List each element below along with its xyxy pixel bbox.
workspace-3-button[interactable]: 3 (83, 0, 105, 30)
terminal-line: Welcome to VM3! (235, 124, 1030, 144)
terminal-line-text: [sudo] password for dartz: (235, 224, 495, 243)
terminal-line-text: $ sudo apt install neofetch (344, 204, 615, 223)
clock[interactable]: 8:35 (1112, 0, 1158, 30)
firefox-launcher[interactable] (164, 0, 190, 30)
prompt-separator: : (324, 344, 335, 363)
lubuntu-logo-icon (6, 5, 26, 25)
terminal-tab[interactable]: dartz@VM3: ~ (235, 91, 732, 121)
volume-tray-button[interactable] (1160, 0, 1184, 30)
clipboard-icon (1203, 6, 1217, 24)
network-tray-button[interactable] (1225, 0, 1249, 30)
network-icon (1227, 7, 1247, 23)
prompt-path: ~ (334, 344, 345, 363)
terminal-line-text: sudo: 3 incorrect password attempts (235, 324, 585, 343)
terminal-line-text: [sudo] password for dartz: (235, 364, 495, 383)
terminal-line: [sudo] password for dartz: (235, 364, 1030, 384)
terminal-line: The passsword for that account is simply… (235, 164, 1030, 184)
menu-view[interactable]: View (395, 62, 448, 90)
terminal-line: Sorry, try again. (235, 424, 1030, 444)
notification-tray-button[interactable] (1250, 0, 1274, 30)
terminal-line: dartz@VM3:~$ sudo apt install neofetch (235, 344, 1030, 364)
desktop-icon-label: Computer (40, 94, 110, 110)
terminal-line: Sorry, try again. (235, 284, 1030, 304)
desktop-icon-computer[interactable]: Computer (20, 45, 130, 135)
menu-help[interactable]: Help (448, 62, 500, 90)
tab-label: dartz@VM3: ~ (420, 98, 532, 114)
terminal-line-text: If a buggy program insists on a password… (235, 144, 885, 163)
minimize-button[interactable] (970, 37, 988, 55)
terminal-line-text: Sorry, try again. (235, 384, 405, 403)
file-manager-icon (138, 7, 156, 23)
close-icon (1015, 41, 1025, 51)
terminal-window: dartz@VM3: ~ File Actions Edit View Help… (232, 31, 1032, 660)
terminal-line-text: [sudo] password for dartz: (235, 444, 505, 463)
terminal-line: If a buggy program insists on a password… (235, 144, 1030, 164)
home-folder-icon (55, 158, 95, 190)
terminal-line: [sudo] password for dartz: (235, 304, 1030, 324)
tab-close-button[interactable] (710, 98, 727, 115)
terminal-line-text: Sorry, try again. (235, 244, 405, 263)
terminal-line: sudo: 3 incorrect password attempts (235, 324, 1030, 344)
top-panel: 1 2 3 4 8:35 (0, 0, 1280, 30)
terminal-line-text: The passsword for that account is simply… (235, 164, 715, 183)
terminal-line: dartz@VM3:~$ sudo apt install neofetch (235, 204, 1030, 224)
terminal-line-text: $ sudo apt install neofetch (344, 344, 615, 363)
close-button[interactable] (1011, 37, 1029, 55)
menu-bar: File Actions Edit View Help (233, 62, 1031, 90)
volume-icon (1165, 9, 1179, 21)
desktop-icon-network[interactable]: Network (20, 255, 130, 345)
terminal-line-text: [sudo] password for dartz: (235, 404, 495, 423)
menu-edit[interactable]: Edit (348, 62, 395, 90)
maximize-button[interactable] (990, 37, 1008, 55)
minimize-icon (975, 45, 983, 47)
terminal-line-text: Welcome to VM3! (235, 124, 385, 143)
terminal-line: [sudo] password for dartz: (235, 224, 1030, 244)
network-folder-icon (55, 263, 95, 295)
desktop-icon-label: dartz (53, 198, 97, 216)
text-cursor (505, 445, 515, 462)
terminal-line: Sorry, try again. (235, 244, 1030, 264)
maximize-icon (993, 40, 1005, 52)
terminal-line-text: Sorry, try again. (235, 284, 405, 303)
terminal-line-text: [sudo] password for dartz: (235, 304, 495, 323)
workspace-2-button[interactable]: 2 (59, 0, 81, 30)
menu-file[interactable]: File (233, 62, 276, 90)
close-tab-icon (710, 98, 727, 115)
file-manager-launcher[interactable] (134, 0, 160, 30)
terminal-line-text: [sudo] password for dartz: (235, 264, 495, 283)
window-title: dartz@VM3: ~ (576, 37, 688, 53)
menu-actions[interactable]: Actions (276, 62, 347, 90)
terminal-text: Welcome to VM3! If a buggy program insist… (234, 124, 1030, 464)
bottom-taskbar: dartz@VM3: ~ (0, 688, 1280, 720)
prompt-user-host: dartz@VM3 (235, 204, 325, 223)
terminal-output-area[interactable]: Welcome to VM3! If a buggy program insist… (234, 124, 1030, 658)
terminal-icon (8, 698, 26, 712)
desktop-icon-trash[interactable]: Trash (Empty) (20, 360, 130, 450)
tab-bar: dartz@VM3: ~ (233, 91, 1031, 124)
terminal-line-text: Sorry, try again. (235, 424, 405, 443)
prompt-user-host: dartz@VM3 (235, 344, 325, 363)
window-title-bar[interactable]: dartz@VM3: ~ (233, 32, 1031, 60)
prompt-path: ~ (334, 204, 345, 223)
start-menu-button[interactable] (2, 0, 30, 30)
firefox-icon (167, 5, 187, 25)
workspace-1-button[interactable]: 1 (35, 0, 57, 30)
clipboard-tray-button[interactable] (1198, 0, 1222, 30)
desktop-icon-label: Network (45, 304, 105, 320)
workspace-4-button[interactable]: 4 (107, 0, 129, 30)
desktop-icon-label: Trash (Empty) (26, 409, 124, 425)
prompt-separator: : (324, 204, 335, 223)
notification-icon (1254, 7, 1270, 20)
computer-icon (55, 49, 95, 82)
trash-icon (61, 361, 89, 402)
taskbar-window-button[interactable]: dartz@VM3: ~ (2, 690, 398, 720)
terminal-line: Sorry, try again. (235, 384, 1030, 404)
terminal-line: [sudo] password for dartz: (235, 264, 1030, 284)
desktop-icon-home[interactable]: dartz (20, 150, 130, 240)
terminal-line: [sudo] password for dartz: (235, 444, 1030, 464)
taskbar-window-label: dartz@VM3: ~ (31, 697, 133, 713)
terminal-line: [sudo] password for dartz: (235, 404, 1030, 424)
◆ ◆ ◆
REQUIRED TASK >> Count the lines in the items above that contain the string "prompt", with case counting, and reply with only that number.

THE REPLY >> 6